(Dataset entries on figures)

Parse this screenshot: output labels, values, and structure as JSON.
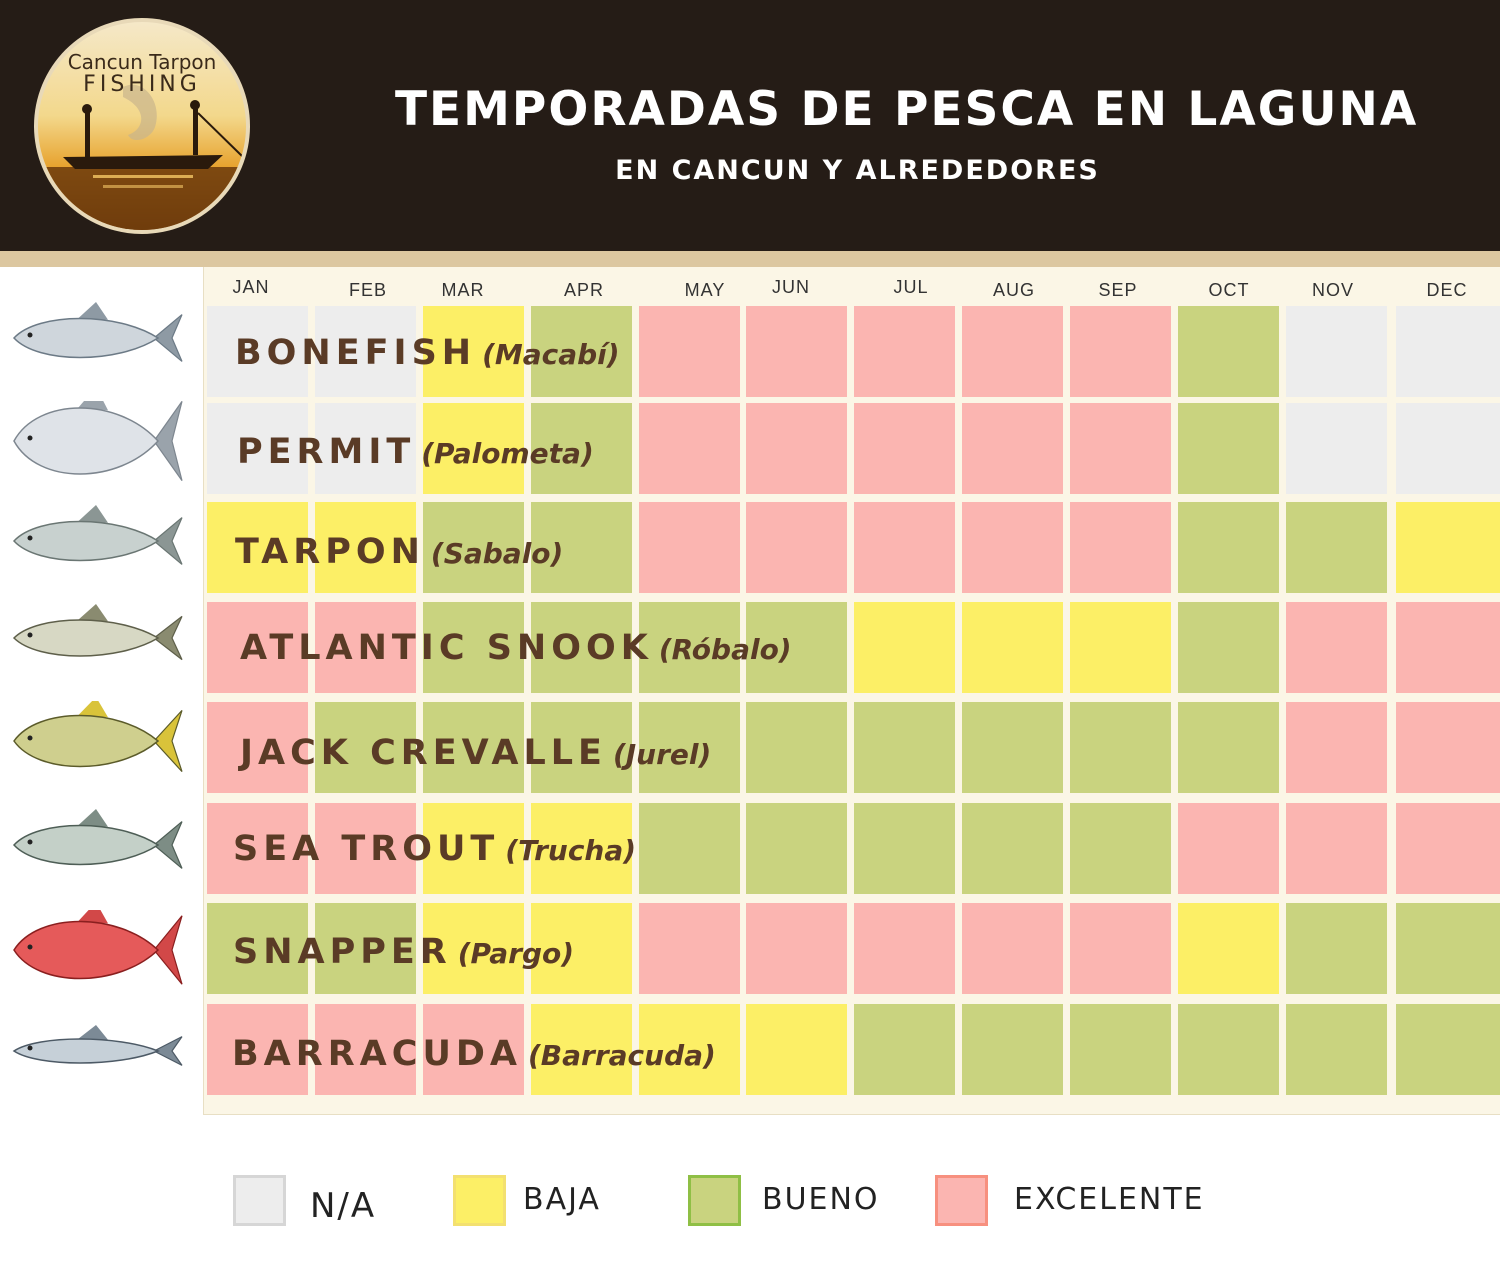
{
  "header": {
    "title": "TEMPORADAS DE PESCA EN LAGUNA",
    "subtitle": "EN CANCUN Y ALREDEDORES",
    "bg_color": "#251c16"
  },
  "logo": {
    "text_top": "Cancun Tarpon",
    "text_bottom": "FISHING",
    "icon": "tarpon-fishing-boat-logo"
  },
  "months": [
    "JAN",
    "FEB",
    "MAR",
    "APR",
    "MAY",
    "JUN",
    "JUL",
    "AUG",
    "SEP",
    "OCT",
    "NOV",
    "DEC"
  ],
  "ratings": {
    "na": {
      "label": "N/A",
      "color": "#ededed",
      "border": "#d6d6d6"
    },
    "baja": {
      "label": "BAJA",
      "color": "#fcef66",
      "border": "#f3e070"
    },
    "bueno": {
      "label": "BUENO",
      "color": "#c9d37f",
      "border": "#8fbf45"
    },
    "exc": {
      "label": "EXCELENTE",
      "color": "#fbb5b1",
      "border": "#f7907f"
    }
  },
  "fish": [
    {
      "name": "BONEFISH",
      "alt": "(Macabí)",
      "icon": "bonefish-icon",
      "seasons": [
        "na",
        "na",
        "baja",
        "bueno",
        "exc",
        "exc",
        "exc",
        "exc",
        "exc",
        "bueno",
        "na",
        "na"
      ]
    },
    {
      "name": "PERMIT",
      "alt": "(Palometa)",
      "icon": "permit-icon",
      "seasons": [
        "na",
        "na",
        "baja",
        "bueno",
        "exc",
        "exc",
        "exc",
        "exc",
        "exc",
        "bueno",
        "na",
        "na"
      ]
    },
    {
      "name": "TARPON",
      "alt": "(Sabalo)",
      "icon": "tarpon-icon",
      "seasons": [
        "baja",
        "baja",
        "bueno",
        "bueno",
        "exc",
        "exc",
        "exc",
        "exc",
        "exc",
        "bueno",
        "bueno",
        "baja"
      ]
    },
    {
      "name": "ATLANTIC SNOOK",
      "alt": "(Róbalo)",
      "icon": "snook-icon",
      "seasons": [
        "exc",
        "exc",
        "bueno",
        "bueno",
        "bueno",
        "bueno",
        "baja",
        "baja",
        "baja",
        "bueno",
        "exc",
        "exc"
      ]
    },
    {
      "name": "JACK CREVALLE",
      "alt": "(Jurel)",
      "icon": "jack-crevalle-icon",
      "seasons": [
        "exc",
        "bueno",
        "bueno",
        "bueno",
        "bueno",
        "bueno",
        "bueno",
        "bueno",
        "bueno",
        "bueno",
        "exc",
        "exc"
      ]
    },
    {
      "name": "SEA TROUT",
      "alt": "(Trucha)",
      "icon": "sea-trout-icon",
      "seasons": [
        "exc",
        "exc",
        "baja",
        "baja",
        "bueno",
        "bueno",
        "bueno",
        "bueno",
        "bueno",
        "exc",
        "exc",
        "exc"
      ]
    },
    {
      "name": "SNAPPER",
      "alt": "(Pargo)",
      "icon": "snapper-icon",
      "seasons": [
        "bueno",
        "bueno",
        "baja",
        "baja",
        "exc",
        "exc",
        "exc",
        "exc",
        "exc",
        "baja",
        "bueno",
        "bueno"
      ]
    },
    {
      "name": "BARRACUDA",
      "alt": "(Barracuda)",
      "icon": "barracuda-icon",
      "seasons": [
        "exc",
        "exc",
        "exc",
        "baja",
        "baja",
        "baja",
        "bueno",
        "bueno",
        "bueno",
        "bueno",
        "bueno",
        "bueno"
      ]
    }
  ],
  "legend": [
    "na",
    "baja",
    "bueno",
    "exc"
  ]
}
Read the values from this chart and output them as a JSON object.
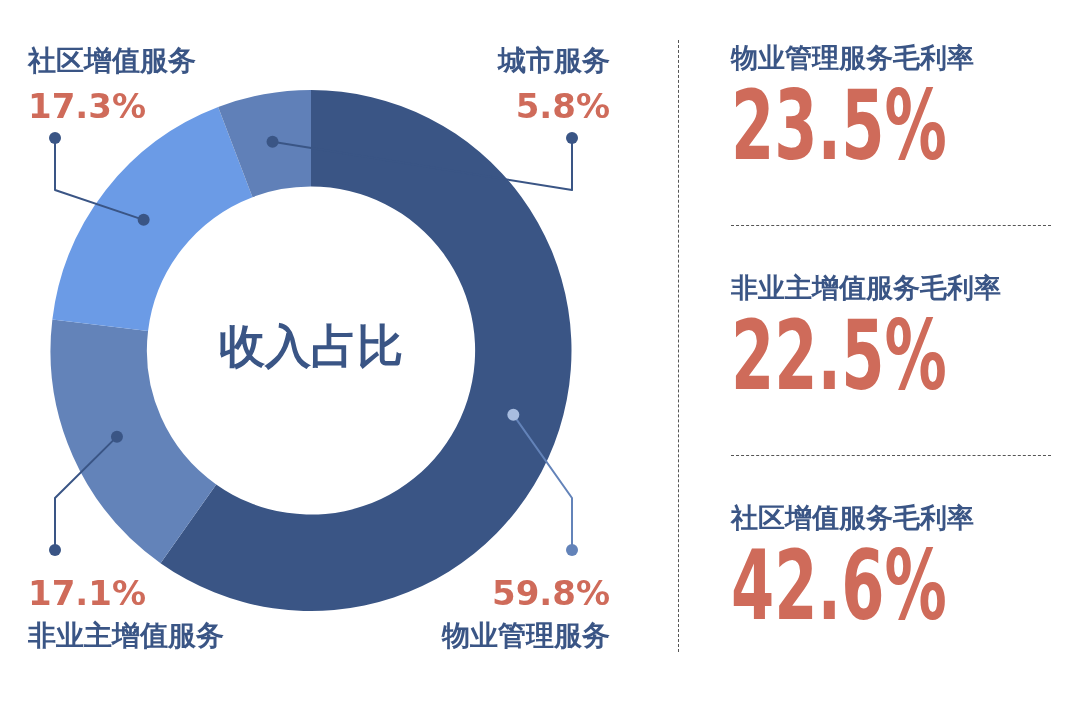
{
  "chart_data": [
    {
      "type": "donut",
      "title": "收入占比",
      "categories": [
        "物业管理服务",
        "非业主增值服务",
        "社区增值服务",
        "城市服务"
      ],
      "values": [
        59.8,
        17.1,
        17.3,
        5.8
      ],
      "colors": [
        "#3a5585",
        "#6383b9",
        "#6b9be6",
        "#6080b8"
      ],
      "value_labels": [
        "59.8%",
        "17.1%",
        "17.3%",
        "5.8%"
      ],
      "legend": false
    },
    {
      "type": "other",
      "annotations": [
        "物业管理服务毛利率",
        "23.5%",
        "非业主增值服务毛利率",
        "22.5%",
        "社区增值服务毛利率",
        "42.6%"
      ]
    }
  ]
}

*TASK TO CARRY OUT:* Search the data for "values". Copy every line that has it.

*RESPONSE TO THIS EXERCISE:*
Parse this screenshot: output labels, values, and structure as JSON.
Read the values from this chart and output them as a JSON object.
      "values": [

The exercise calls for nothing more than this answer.